**抜粋した文章**.

○ ○ ○

これらの自律移動ロボットは設置する環境によって、使用するロボットや、使用するナビゲーションシステムが変更されます。その理由は、自己位置を推定するためのセンサ(カメラやLiDAR, IMU, GPS, オドメトリなど)は得意不得意な環境があるからです。特に、屋内と屋外では得意不得意な環境が異なります。例えば、カメラや2D LiDARは屋内環境ではロバストな情報取得を行えますが、屋外環境では、不安定になるという課題があります。しかし、国内外問わず、工場・倉庫間移動や巡回警備において屋内外を走行できるロボットが求められています。通常、環境ごとにロボットを準備する必要があり、コストがかかります。そのような背景から、海外では屋内外走行できる自律移動ロボットが増加しています。そこで、富士ソフトでは、同一のロボットで屋内外を走行できるような自律移動ロボットのナビゲーションシステム構築の調査・研究を行いました。
今回の調査・研究では、以下の要件で屋内外自律移動ロボットのナビゲーションシステムの検証を行いました。

○ ○ ○

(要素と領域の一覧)
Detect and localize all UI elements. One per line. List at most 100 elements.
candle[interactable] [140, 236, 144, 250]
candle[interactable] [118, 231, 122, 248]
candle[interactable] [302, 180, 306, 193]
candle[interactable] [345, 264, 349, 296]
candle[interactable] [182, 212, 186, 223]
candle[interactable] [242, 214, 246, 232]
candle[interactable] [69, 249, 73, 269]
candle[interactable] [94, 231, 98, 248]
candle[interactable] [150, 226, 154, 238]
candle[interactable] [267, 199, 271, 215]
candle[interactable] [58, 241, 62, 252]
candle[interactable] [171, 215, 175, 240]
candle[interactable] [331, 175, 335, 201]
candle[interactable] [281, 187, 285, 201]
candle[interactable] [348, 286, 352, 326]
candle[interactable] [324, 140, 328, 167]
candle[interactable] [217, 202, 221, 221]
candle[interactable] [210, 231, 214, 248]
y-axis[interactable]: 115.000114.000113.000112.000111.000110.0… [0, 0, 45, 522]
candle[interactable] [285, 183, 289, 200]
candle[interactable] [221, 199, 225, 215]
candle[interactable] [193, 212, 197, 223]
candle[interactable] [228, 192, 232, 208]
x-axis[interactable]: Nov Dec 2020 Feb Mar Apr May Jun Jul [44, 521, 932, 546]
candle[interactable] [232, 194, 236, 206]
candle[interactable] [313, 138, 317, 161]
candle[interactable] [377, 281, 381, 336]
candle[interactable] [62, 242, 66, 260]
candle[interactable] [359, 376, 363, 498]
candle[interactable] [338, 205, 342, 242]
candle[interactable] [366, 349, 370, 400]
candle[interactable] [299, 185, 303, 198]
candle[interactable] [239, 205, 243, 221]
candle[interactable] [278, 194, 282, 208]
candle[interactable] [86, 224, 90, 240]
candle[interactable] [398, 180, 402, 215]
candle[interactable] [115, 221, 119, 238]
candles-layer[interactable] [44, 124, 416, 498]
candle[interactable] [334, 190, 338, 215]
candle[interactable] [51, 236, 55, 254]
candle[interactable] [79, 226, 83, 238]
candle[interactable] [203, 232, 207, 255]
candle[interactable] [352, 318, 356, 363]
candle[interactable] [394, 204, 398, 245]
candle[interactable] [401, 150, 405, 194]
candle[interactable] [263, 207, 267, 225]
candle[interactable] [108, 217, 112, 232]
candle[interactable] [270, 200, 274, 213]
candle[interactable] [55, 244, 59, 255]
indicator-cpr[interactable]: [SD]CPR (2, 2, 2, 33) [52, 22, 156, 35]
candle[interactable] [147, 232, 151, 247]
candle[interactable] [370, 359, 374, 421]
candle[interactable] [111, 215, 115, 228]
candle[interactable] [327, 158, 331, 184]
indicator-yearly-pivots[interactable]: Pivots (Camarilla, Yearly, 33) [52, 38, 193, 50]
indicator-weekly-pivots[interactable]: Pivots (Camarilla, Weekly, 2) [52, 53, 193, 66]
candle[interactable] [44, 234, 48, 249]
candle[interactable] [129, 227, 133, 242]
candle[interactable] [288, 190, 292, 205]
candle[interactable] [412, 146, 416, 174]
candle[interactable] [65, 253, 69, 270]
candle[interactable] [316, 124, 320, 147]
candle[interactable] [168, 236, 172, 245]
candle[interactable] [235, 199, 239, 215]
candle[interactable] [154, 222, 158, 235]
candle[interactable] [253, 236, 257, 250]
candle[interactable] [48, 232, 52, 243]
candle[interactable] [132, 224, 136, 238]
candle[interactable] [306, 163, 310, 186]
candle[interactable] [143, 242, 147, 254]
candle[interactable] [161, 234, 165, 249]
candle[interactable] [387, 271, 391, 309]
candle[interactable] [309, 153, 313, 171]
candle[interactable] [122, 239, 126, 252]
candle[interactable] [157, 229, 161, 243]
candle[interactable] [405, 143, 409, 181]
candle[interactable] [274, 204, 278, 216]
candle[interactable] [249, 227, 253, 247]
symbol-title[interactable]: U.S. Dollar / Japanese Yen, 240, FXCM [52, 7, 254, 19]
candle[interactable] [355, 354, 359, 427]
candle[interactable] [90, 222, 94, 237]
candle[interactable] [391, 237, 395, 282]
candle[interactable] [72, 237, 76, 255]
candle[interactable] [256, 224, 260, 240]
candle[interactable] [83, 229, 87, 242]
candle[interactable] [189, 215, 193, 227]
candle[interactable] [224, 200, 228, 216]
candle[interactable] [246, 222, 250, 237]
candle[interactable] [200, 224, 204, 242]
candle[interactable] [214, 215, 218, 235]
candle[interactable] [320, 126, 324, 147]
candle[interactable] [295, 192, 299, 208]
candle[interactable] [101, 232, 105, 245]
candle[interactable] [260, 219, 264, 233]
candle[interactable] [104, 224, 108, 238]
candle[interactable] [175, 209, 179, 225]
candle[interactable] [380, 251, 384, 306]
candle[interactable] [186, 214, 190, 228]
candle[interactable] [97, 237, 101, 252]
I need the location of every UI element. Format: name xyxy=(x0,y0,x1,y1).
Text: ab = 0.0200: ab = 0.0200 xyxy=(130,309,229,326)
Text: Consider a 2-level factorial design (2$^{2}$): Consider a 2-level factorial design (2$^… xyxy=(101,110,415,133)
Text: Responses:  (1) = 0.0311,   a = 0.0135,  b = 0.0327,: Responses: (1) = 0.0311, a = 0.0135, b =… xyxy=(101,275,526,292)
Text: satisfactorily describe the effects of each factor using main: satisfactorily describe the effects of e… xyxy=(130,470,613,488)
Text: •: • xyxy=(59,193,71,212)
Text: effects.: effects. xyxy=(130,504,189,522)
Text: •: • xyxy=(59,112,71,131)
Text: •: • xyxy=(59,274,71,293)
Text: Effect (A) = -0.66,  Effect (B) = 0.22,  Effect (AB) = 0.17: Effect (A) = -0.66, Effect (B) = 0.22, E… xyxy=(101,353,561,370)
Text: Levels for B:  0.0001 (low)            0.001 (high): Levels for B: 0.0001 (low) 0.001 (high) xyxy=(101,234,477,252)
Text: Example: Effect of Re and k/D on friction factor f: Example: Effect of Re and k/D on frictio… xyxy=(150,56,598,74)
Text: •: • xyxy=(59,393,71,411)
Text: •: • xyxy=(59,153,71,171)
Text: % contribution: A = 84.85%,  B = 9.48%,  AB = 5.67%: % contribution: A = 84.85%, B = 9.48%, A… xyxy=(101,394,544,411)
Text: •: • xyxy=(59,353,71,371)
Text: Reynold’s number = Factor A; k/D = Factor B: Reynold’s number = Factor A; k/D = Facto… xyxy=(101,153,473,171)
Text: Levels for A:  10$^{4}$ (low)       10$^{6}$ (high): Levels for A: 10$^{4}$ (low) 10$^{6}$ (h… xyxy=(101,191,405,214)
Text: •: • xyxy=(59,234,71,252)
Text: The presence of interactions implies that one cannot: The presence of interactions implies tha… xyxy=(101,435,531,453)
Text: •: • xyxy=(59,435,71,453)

○ ○ ○

**取り組む課題**.
1. 自律移動ロボットに関する文章について、次の問いに答えてください。
(a) 屋内環境ではロバストな情報取得を行えるが屋外環境では不安定になるセンサとして、例に挙げられているものは何ですか。
(b) 屋内外を走行できるロボットが求められている場面として挙げられているものは何ですか。
(c) 富士ソフトが調査・研究を行った対象は何ですか。
2. 記録の先頭の行から「candle[interactable] [182, 212, 186, 223]」を含む行までを、両端の行も含めて一字一句変えずに出力してください。
この文章と記録は互いに関係がありません。

**解答一覧**.
1.
(a) カメラや2D LiDAR
(b) 工場・倉庫間移動や巡回警備
(c) 同一のロボットで屋内外を走行できるような自律移動ロボットのナビゲーションシステムの構築

2.
Detect and localize all UI elements. One per line. List at most 100 elements.
candle[interactable] [140, 236, 144, 250]
candle[interactable] [118, 231, 122, 248]
candle[interactable] [302, 180, 306, 193]
candle[interactable] [345, 264, 349, 296]
candle[interactable] [182, 212, 186, 223]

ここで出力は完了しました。